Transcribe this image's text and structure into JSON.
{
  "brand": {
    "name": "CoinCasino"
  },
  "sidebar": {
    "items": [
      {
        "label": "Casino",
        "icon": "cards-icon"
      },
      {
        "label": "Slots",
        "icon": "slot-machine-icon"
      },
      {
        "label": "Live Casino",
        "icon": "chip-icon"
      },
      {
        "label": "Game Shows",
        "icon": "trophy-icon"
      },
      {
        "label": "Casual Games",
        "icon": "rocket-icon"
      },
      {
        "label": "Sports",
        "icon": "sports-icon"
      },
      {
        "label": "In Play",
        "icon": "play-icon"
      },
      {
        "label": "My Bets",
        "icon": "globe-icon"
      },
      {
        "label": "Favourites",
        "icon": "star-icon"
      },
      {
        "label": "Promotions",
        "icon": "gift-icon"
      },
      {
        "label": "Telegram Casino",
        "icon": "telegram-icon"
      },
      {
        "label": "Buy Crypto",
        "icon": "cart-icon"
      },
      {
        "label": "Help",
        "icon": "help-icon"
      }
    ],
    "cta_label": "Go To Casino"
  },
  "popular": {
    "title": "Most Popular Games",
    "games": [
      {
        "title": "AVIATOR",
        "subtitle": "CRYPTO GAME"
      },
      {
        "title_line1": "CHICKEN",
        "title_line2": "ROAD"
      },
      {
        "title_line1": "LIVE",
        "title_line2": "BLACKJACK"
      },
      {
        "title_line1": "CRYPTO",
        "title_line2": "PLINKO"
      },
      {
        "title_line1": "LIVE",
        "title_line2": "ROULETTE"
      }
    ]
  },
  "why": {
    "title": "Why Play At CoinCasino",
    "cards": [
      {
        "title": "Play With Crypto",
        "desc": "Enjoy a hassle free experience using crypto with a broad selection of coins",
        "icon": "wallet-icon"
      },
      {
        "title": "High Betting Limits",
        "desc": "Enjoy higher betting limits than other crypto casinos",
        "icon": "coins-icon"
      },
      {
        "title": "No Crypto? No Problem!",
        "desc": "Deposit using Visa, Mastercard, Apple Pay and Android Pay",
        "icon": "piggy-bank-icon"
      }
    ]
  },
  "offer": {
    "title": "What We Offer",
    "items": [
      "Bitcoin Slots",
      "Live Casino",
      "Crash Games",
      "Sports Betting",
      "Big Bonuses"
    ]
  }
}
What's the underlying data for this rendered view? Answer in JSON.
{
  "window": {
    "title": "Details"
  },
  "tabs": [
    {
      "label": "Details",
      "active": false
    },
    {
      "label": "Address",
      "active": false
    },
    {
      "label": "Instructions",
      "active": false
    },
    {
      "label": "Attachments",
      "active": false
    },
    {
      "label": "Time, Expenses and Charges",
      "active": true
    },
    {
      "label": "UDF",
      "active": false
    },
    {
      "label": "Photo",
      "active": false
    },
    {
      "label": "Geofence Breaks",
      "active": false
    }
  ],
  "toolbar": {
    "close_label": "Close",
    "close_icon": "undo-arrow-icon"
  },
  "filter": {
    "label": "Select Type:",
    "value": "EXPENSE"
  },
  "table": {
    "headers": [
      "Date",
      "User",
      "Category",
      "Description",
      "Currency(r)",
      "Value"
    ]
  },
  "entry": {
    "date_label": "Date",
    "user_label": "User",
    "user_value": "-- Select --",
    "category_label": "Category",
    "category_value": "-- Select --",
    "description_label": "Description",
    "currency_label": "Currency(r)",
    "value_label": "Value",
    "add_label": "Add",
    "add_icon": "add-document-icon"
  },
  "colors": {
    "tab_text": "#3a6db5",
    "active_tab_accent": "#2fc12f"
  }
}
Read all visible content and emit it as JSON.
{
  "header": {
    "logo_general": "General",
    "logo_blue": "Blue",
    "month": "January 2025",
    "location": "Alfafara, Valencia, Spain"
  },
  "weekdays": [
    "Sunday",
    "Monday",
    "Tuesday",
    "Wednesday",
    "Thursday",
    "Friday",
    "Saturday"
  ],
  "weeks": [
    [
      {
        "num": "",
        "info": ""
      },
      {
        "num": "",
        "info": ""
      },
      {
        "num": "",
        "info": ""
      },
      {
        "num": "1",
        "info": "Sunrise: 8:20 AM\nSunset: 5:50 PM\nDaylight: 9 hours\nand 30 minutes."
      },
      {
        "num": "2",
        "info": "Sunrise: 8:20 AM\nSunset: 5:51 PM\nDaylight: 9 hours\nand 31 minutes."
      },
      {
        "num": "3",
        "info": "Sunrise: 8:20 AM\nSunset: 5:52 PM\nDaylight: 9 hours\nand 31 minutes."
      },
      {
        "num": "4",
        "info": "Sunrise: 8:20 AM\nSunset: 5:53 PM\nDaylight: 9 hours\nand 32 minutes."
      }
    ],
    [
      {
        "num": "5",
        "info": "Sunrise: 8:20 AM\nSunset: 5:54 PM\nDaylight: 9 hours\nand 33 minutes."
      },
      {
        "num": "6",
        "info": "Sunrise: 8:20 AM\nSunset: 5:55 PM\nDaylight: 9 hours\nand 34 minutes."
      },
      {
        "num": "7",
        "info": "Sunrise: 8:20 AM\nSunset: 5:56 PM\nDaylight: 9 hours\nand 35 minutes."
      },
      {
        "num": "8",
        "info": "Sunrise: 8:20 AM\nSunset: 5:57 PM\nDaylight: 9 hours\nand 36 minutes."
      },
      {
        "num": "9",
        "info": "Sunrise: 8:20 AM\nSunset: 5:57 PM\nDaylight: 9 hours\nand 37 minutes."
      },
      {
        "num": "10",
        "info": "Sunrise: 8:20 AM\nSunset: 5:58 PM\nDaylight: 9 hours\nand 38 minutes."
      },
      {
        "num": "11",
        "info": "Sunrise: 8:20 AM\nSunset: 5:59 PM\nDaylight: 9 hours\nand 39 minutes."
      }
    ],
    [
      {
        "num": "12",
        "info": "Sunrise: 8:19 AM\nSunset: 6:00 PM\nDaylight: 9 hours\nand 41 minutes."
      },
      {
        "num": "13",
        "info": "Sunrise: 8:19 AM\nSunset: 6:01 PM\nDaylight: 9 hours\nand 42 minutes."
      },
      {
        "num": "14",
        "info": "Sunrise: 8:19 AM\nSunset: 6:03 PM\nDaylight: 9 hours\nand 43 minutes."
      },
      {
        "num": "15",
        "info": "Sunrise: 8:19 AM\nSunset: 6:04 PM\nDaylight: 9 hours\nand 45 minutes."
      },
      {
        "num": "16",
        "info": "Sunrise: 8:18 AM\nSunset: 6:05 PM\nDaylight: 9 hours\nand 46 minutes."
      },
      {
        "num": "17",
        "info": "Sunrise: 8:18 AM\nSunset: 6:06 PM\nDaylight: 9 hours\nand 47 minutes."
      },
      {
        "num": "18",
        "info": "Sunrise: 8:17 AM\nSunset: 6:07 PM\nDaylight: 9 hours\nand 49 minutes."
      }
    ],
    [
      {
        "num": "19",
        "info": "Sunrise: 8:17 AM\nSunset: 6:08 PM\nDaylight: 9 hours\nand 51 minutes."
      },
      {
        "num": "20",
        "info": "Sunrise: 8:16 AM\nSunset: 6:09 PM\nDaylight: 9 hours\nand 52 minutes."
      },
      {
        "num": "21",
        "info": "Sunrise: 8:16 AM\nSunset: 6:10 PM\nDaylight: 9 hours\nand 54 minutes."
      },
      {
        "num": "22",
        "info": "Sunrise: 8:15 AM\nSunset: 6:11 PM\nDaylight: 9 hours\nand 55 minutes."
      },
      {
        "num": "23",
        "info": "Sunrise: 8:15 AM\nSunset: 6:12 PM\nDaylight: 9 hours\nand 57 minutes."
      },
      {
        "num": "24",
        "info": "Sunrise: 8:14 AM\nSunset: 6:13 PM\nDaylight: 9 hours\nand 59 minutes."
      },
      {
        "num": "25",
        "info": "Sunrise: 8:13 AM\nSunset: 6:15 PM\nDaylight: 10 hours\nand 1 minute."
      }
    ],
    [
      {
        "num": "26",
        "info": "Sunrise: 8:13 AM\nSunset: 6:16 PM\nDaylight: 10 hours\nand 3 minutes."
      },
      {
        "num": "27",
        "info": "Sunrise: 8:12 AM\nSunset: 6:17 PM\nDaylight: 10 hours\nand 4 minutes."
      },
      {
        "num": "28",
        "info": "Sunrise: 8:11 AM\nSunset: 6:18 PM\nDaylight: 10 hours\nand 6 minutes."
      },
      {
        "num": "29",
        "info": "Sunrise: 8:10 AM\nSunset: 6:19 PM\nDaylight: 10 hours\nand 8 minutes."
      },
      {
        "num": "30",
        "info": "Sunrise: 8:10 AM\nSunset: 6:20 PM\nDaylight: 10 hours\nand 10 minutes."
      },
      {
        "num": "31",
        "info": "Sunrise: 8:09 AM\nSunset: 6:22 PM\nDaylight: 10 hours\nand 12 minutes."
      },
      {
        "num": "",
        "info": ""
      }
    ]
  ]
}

####################

_Objective_
Show the lines where the word "Enjoy" appears in the entries.

_Output for this task_
        "desc": "Enjoy a hassle free experience using crypto with a broad selection of coins",
        "desc": "Enjoy higher betting limits than other crypto casinos",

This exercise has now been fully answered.